__Work to complete__
Find each line with the string "Testagem" and report it.

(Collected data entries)
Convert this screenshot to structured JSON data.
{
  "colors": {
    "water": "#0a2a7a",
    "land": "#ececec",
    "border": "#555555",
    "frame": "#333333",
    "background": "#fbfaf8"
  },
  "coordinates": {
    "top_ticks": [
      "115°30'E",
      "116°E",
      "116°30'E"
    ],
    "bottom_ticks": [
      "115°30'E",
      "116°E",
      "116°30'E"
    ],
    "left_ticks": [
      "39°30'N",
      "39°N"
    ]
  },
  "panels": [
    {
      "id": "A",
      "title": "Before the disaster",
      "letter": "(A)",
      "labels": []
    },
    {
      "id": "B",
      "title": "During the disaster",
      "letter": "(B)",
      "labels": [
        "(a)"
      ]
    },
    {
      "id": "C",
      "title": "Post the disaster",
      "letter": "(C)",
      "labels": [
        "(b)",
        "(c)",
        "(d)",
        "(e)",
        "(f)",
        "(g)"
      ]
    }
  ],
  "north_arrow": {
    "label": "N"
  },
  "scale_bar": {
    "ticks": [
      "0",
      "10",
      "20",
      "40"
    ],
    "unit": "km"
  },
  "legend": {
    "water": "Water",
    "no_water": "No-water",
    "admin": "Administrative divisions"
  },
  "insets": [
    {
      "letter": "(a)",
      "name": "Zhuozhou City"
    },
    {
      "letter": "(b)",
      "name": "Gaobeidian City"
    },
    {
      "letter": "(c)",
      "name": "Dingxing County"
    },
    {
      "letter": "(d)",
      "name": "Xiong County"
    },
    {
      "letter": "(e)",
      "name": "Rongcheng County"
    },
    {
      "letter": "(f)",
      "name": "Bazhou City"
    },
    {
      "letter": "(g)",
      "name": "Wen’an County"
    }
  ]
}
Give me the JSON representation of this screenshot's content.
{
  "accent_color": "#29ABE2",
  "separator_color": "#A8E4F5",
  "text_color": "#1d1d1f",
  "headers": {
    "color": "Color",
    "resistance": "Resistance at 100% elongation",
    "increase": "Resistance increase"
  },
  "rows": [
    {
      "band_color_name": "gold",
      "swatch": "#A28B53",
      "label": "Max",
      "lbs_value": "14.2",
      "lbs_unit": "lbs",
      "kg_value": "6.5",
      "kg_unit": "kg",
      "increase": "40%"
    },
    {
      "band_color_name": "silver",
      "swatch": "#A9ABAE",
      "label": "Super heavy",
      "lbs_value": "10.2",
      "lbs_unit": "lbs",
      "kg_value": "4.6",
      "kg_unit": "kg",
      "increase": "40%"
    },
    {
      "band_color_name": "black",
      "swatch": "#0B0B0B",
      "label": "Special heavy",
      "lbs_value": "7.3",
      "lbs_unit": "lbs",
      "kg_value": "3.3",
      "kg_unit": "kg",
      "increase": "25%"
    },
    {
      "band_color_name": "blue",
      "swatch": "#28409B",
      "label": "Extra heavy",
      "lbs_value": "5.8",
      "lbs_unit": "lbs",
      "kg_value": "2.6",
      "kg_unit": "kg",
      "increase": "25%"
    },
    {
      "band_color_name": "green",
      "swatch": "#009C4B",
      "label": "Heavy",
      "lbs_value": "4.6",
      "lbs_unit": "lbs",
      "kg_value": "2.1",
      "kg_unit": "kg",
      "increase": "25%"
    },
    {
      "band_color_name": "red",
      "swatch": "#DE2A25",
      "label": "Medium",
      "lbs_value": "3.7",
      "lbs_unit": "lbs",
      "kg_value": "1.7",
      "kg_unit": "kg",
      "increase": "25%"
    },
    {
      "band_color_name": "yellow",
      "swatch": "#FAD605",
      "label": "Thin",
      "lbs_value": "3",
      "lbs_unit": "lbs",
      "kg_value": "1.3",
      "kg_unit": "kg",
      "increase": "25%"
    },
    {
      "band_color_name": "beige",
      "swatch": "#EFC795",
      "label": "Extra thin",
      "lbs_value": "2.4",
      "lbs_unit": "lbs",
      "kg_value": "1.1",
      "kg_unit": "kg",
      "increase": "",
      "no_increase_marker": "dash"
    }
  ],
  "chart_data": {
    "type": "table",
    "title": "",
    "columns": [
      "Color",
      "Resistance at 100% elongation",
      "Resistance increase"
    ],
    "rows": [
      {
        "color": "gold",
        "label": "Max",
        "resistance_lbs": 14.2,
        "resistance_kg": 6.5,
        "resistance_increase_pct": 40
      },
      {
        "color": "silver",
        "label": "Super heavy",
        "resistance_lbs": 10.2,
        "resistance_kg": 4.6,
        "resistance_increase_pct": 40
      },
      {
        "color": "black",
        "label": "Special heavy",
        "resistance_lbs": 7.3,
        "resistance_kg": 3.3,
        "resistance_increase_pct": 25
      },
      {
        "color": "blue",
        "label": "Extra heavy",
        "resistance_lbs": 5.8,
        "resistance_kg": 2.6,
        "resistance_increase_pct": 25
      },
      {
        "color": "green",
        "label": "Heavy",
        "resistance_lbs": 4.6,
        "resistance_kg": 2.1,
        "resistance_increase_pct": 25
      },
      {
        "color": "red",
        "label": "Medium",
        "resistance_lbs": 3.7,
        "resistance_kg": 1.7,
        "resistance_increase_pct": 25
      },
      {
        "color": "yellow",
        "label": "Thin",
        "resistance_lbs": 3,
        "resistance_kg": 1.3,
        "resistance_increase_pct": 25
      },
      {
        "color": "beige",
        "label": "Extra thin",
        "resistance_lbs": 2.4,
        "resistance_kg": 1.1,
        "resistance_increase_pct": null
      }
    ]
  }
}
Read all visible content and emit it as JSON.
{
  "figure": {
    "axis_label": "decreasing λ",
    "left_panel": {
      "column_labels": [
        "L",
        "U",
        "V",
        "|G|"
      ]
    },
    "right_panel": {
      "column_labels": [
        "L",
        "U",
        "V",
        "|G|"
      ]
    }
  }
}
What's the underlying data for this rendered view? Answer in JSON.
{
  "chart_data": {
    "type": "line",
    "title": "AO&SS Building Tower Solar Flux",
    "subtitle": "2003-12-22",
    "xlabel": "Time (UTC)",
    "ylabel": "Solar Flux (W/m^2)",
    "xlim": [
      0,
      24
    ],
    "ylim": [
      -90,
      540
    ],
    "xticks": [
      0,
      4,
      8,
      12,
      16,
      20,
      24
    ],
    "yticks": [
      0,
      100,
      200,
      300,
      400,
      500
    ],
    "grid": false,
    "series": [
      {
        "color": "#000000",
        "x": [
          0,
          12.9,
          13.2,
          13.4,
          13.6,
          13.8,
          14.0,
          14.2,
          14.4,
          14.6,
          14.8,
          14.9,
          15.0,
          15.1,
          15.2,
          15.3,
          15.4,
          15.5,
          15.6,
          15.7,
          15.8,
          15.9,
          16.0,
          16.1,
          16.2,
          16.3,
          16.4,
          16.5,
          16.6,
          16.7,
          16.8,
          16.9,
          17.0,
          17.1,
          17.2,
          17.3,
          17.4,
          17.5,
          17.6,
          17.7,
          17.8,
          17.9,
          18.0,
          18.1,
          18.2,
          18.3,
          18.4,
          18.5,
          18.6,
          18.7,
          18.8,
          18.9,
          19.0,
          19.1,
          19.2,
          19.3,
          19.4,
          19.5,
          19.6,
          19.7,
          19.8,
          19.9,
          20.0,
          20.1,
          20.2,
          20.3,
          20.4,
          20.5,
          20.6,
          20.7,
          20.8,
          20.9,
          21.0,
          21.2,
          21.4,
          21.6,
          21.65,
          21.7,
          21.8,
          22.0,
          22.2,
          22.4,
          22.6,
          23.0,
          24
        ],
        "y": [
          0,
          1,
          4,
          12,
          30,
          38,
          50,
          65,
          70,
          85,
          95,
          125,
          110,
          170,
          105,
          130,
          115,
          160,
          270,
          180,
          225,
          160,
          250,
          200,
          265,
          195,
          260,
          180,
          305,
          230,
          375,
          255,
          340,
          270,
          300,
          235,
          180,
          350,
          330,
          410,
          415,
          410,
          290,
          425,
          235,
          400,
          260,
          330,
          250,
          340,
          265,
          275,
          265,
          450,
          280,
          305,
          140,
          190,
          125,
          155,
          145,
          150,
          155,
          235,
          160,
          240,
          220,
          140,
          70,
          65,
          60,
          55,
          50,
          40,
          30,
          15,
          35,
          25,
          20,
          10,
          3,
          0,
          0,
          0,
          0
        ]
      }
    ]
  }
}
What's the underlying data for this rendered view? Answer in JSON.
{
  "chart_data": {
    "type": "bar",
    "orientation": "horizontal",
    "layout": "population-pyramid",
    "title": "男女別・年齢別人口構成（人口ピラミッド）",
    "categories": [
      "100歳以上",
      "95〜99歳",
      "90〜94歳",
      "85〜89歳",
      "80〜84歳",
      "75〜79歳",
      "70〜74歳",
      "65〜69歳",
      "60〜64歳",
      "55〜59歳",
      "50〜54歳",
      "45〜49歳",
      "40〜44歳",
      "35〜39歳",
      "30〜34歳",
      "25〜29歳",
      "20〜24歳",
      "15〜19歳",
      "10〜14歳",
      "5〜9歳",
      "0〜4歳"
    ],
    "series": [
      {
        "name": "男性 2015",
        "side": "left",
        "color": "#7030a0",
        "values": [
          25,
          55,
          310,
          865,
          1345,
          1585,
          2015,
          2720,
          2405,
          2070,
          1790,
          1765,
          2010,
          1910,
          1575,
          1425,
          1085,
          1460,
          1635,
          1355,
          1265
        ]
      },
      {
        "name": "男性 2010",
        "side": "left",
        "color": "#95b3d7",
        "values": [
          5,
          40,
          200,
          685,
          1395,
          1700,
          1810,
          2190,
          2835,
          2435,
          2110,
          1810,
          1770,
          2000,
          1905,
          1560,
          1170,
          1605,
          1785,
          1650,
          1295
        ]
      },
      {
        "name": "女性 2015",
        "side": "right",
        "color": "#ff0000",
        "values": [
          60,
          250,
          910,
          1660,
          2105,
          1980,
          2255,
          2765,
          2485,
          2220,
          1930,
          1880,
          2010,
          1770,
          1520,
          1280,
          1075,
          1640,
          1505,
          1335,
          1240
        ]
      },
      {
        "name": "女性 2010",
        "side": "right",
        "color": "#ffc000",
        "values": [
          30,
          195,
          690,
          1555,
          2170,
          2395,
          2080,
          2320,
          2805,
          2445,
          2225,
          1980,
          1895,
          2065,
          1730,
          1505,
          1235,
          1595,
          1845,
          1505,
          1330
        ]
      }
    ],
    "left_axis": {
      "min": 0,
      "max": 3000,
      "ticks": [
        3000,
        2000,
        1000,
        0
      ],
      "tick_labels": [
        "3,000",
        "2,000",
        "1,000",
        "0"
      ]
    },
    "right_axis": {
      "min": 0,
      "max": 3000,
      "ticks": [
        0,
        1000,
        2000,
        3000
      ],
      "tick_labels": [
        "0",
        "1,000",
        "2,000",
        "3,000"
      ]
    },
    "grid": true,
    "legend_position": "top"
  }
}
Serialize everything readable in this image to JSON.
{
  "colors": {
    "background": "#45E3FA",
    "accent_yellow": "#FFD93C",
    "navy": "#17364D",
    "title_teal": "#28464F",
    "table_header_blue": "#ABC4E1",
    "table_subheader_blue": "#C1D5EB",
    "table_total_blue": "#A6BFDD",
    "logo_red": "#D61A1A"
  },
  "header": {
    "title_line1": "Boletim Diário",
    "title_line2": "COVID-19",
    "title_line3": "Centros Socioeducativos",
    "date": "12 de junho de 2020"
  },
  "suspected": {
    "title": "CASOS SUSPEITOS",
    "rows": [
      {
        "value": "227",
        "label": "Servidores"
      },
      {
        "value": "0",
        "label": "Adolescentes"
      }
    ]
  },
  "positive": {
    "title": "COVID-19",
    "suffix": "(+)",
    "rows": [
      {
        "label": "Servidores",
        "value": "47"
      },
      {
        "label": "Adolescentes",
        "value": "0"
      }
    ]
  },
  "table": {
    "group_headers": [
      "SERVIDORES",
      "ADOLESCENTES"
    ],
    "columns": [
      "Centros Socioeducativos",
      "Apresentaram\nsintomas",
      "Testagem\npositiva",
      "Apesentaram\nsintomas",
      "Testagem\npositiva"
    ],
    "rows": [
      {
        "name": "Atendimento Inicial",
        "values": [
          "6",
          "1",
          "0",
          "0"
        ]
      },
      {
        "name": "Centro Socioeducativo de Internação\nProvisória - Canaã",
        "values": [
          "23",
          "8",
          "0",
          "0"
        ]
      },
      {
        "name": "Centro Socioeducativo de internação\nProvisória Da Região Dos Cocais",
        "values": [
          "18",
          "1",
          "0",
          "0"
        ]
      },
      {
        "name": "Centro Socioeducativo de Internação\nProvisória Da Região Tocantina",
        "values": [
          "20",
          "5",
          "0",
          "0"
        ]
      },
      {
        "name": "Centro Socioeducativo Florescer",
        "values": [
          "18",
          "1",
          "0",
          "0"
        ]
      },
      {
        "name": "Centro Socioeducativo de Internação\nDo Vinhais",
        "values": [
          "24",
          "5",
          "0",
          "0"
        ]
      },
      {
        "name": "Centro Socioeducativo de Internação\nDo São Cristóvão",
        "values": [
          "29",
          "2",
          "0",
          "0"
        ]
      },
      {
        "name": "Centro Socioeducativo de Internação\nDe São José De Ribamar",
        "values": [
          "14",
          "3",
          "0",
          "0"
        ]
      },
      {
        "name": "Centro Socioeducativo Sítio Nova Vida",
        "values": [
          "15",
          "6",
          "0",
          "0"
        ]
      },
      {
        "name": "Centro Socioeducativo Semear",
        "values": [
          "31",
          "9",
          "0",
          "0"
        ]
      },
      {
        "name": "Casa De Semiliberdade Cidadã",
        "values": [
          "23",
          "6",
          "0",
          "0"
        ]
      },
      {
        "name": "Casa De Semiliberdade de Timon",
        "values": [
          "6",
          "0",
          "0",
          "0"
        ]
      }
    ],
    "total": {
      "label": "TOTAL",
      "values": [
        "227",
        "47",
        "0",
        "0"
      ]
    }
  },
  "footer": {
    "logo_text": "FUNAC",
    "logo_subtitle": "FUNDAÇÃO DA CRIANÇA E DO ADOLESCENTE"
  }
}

__Worked solution__
      "Testagem\npositiva",
      "Testagem\npositiva"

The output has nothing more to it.